▶ To be done
Repeat the records below exactly.

(Excerpt from a dataset)
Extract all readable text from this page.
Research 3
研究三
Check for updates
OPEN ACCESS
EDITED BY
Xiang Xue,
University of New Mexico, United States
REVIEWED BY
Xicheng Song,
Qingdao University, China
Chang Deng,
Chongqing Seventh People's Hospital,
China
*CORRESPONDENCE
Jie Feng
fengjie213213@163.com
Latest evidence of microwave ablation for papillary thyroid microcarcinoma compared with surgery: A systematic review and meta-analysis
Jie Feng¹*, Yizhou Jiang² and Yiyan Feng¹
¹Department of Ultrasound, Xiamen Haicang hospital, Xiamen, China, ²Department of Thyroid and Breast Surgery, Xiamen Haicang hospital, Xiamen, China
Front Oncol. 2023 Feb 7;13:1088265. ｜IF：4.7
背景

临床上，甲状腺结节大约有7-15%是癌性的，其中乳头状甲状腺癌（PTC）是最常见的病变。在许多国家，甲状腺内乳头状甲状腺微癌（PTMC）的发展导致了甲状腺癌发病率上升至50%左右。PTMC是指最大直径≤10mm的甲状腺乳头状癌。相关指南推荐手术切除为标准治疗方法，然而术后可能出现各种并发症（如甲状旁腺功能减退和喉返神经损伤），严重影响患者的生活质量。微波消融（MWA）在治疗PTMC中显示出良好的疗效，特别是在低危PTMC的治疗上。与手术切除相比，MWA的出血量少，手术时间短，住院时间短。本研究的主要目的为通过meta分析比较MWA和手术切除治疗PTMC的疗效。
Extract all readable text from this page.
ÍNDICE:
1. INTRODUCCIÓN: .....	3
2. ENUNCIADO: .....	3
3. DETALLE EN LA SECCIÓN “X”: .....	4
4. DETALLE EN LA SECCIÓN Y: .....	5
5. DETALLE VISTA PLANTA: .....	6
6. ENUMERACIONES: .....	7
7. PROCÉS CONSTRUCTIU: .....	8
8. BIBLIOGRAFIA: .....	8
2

▶ Exercise solution
Extract all readable text from this page.
Research 3
研究三
Check for updates
OPEN ACCESS
EDITED BY
Xiang Xue,
University of New Mexico, United States
REVIEWED BY
Xicheng Song,
Qingdao University, China
Chang Deng,
Chongqing Seventh People's Hospital,
China
*CORRESPONDENCE
Jie Feng
fengjie213213@163.com
Latest evidence of microwave ablation for papillary thyroid microcarcinoma compared with surgery: A systematic review and meta-analysis
Jie Feng¹*, Yizhou Jiang² and Yiyan Feng¹
¹Department of Ultrasound, Xiamen Haicang hospital, Xiamen, China, ²Department of Thyroid and Breast Surgery, Xiamen Haicang hospital, Xiamen, China
Front Oncol. 2023 Feb 7;13:1088265. ｜IF：4.7
背景

临床上，甲状腺结节大约有7-15%是癌性的，其中乳头状甲状腺癌（PTC）是最常见的病变。在许多国家，甲状腺内乳头状甲状腺微癌（PTMC）的发展导致了甲状腺癌发病率上升至50%左右。PTMC是指最大直径≤10mm的甲状腺乳头状癌。相关指南推荐手术切除为标准治疗方法，然而术后可能出现各种并发症（如甲状旁腺功能减退和喉返神经损伤），严重影响患者的生活质量。微波消融（MWA）在治疗PTMC中显示出良好的疗效，特别是在低危PTMC的治疗上。与手术切除相比，MWA的出血量少，手术时间短，住院时间短。本研究的主要目的为通过meta分析比较MWA和手术切除治疗PTMC的疗效。
Extract all readable text from this page.
ÍNDICE:
1. INTRODUCCIÓN: .....	3
2. ENUNCIADO: .....	3
3. DETALLE EN LA SECCIÓN “X”: .....	4
4. DETALLE EN LA SECCIÓN Y: .....	5
5. DETALLE VISTA PLANTA: .....	6
6. ENUMERACIONES: .....	7
7. PROCÉS CONSTRUCTIU: .....	8
8. BIBLIOGRAFIA: .....	8
2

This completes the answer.